→ **SHORT PROBLEM**
Exact reproduction of the data is required, with images excluded.

(Items from a figure collection)
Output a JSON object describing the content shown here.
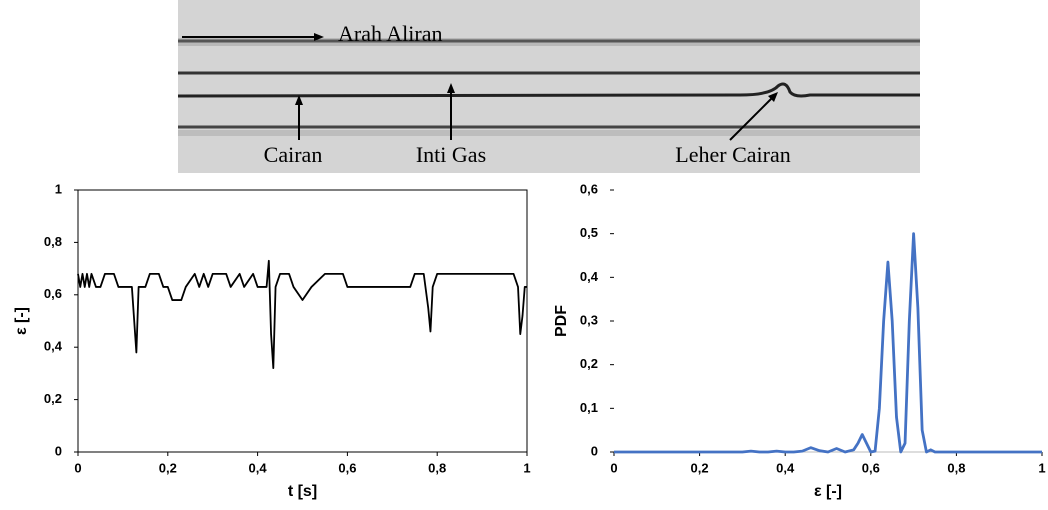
{
  "photo": {
    "labels": [
      "Arah Aliran",
      "Cairan",
      "Inti Gas",
      "Leher Cairan"
    ]
  },
  "chart_data": [
    {
      "type": "line",
      "xlabel": "t [s]",
      "ylabel": "ε [-]",
      "color": "#000000",
      "xlim": [
        0,
        1
      ],
      "ylim": [
        0,
        1
      ],
      "xticks": [
        0,
        {
          "value": 0.2,
          "label": "0,2"
        },
        {
          "value": 0.4,
          "label": "0,4"
        },
        {
          "value": 0.6,
          "label": "0,6"
        },
        {
          "value": 0.8,
          "label": "0,8"
        },
        1
      ],
      "yticks": [
        0,
        {
          "value": 0.2,
          "label": "0,2"
        },
        {
          "value": 0.4,
          "label": "0,4"
        },
        {
          "value": 0.6,
          "label": "0,6"
        },
        {
          "value": 0.8,
          "label": "0,8"
        },
        1
      ],
      "x": [
        0,
        0.005,
        0.01,
        0.015,
        0.02,
        0.025,
        0.03,
        0.04,
        0.05,
        0.06,
        0.08,
        0.09,
        0.12,
        0.13,
        0.135,
        0.15,
        0.16,
        0.18,
        0.19,
        0.2,
        0.21,
        0.23,
        0.24,
        0.26,
        0.27,
        0.28,
        0.29,
        0.3,
        0.33,
        0.34,
        0.36,
        0.37,
        0.39,
        0.4,
        0.42,
        0.425,
        0.43,
        0.435,
        0.44,
        0.45,
        0.47,
        0.48,
        0.5,
        0.52,
        0.55,
        0.59,
        0.6,
        0.74,
        0.75,
        0.77,
        0.78,
        0.785,
        0.79,
        0.8,
        0.97,
        0.98,
        0.985,
        0.99,
        0.995,
        1
      ],
      "values": [
        0.68,
        0.63,
        0.68,
        0.63,
        0.68,
        0.63,
        0.68,
        0.63,
        0.63,
        0.68,
        0.68,
        0.63,
        0.63,
        0.38,
        0.63,
        0.63,
        0.68,
        0.68,
        0.63,
        0.63,
        0.58,
        0.58,
        0.63,
        0.68,
        0.63,
        0.68,
        0.63,
        0.68,
        0.68,
        0.63,
        0.68,
        0.63,
        0.68,
        0.63,
        0.63,
        0.73,
        0.45,
        0.32,
        0.63,
        0.68,
        0.68,
        0.63,
        0.58,
        0.63,
        0.68,
        0.68,
        0.63,
        0.63,
        0.68,
        0.68,
        0.55,
        0.46,
        0.63,
        0.68,
        0.68,
        0.63,
        0.45,
        0.52,
        0.63,
        0.63
      ]
    },
    {
      "type": "line",
      "xlabel": "ε [-]",
      "ylabel": "PDF",
      "color": "#4472c4",
      "xlim": [
        0,
        1
      ],
      "ylim": [
        0,
        0.6
      ],
      "xticks": [
        0,
        {
          "value": 0.2,
          "label": "0,2"
        },
        {
          "value": 0.4,
          "label": "0,4"
        },
        {
          "value": 0.6,
          "label": "0,6"
        },
        {
          "value": 0.8,
          "label": "0,8"
        },
        1
      ],
      "yticks": [
        0,
        {
          "value": 0.1,
          "label": "0,1"
        },
        {
          "value": 0.2,
          "label": "0,2"
        },
        {
          "value": 0.3,
          "label": "0,3"
        },
        {
          "value": 0.4,
          "label": "0,4"
        },
        {
          "value": 0.5,
          "label": "0,5"
        },
        {
          "value": 0.6,
          "label": "0,6"
        }
      ],
      "x": [
        0,
        0.3,
        0.32,
        0.34,
        0.36,
        0.38,
        0.4,
        0.42,
        0.44,
        0.46,
        0.48,
        0.5,
        0.52,
        0.54,
        0.56,
        0.57,
        0.58,
        0.59,
        0.6,
        0.61,
        0.62,
        0.63,
        0.64,
        0.65,
        0.66,
        0.67,
        0.68,
        0.69,
        0.7,
        0.71,
        0.72,
        0.73,
        0.74,
        0.75,
        0.76,
        0.8,
        1
      ],
      "values": [
        0,
        0,
        0.002,
        0,
        0,
        0.002,
        0,
        0,
        0.002,
        0.01,
        0.003,
        0,
        0.008,
        0,
        0.005,
        0.02,
        0.04,
        0.02,
        0,
        0.002,
        0.1,
        0.3,
        0.435,
        0.3,
        0.08,
        0,
        0.02,
        0.3,
        0.5,
        0.33,
        0.05,
        0,
        0.005,
        0,
        0,
        0,
        0
      ]
    }
  ]
}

→ **REPLY**
Output a JSON object describing the content shown here.
{
  "photo": {
    "labels": [
      "Arah Aliran",
      "Cairan",
      "Inti Gas",
      "Leher Cairan"
    ]
  },
  "chart_data": [
    {
      "type": "line",
      "xlabel": "t [s]",
      "ylabel": "ε [-]",
      "color": "#000000",
      "xlim": [
        0,
        1
      ],
      "ylim": [
        0,
        1
      ],
      "xticks": [
        0,
        {
          "value": 0.2,
          "label": "0,2"
        },
        {
          "value": 0.4,
          "label": "0,4"
        },
        {
          "value": 0.6,
          "label": "0,6"
        },
        {
          "value": 0.8,
          "label": "0,8"
        },
        1
      ],
      "yticks": [
        0,
        {
          "value": 0.2,
          "label": "0,2"
        },
        {
          "value": 0.4,
          "label": "0,4"
        },
        {
          "value": 0.6,
          "label": "0,6"
        },
        {
          "value": 0.8,
          "label": "0,8"
        },
        1
      ],
      "x": [
        0,
        0.005,
        0.01,
        0.015,
        0.02,
        0.025,
        0.03,
        0.04,
        0.05,
        0.06,
        0.08,
        0.09,
        0.12,
        0.13,
        0.135,
        0.15,
        0.16,
        0.18,
        0.19,
        0.2,
        0.21,
        0.23,
        0.24,
        0.26,
        0.27,
        0.28,
        0.29,
        0.3,
        0.33,
        0.34,
        0.36,
        0.37,
        0.39,
        0.4,
        0.42,
        0.425,
        0.43,
        0.435,
        0.44,
        0.45,
        0.47,
        0.48,
        0.5,
        0.52,
        0.55,
        0.59,
        0.6,
        0.74,
        0.75,
        0.77,
        0.78,
        0.785,
        0.79,
        0.8,
        0.97,
        0.98,
        0.985,
        0.99,
        0.995,
        1
      ],
      "values": [
        0.68,
        0.63,
        0.68,
        0.63,
        0.68,
        0.63,
        0.68,
        0.63,
        0.63,
        0.68,
        0.68,
        0.63,
        0.63,
        0.38,
        0.63,
        0.63,
        0.68,
        0.68,
        0.63,
        0.63,
        0.58,
        0.58,
        0.63,
        0.68,
        0.63,
        0.68,
        0.63,
        0.68,
        0.68,
        0.63,
        0.68,
        0.63,
        0.68,
        0.63,
        0.63,
        0.73,
        0.45,
        0.32,
        0.63,
        0.68,
        0.68,
        0.63,
        0.58,
        0.63,
        0.68,
        0.68,
        0.63,
        0.63,
        0.68,
        0.68,
        0.55,
        0.46,
        0.63,
        0.68,
        0.68,
        0.63,
        0.45,
        0.52,
        0.63,
        0.63
      ]
    },
    {
      "type": "line",
      "xlabel": "ε [-]",
      "ylabel": "PDF",
      "color": "#4472c4",
      "xlim": [
        0,
        1
      ],
      "ylim": [
        0,
        0.6
      ],
      "xticks": [
        0,
        {
          "value": 0.2,
          "label": "0,2"
        },
        {
          "value": 0.4,
          "label": "0,4"
        },
        {
          "value": 0.6,
          "label": "0,6"
        },
        {
          "value": 0.8,
          "label": "0,8"
        },
        1
      ],
      "yticks": [
        0,
        {
          "value": 0.1,
          "label": "0,1"
        },
        {
          "value": 0.2,
          "label": "0,2"
        },
        {
          "value": 0.3,
          "label": "0,3"
        },
        {
          "value": 0.4,
          "label": "0,4"
        },
        {
          "value": 0.5,
          "label": "0,5"
        },
        {
          "value": 0.6,
          "label": "0,6"
        }
      ],
      "x": [
        0,
        0.3,
        0.32,
        0.34,
        0.36,
        0.38,
        0.4,
        0.42,
        0.44,
        0.46,
        0.48,
        0.5,
        0.52,
        0.54,
        0.56,
        0.57,
        0.58,
        0.59,
        0.6,
        0.61,
        0.62,
        0.63,
        0.64,
        0.65,
        0.66,
        0.67,
        0.68,
        0.69,
        0.7,
        0.71,
        0.72,
        0.73,
        0.74,
        0.75,
        0.76,
        0.8,
        1
      ],
      "values": [
        0,
        0,
        0.002,
        0,
        0,
        0.002,
        0,
        0,
        0.002,
        0.01,
        0.003,
        0,
        0.008,
        0,
        0.005,
        0.02,
        0.04,
        0.02,
        0,
        0.002,
        0.1,
        0.3,
        0.435,
        0.3,
        0.08,
        0,
        0.02,
        0.3,
        0.5,
        0.33,
        0.05,
        0,
        0.005,
        0,
        0,
        0,
        0
      ]
    }
  ]
}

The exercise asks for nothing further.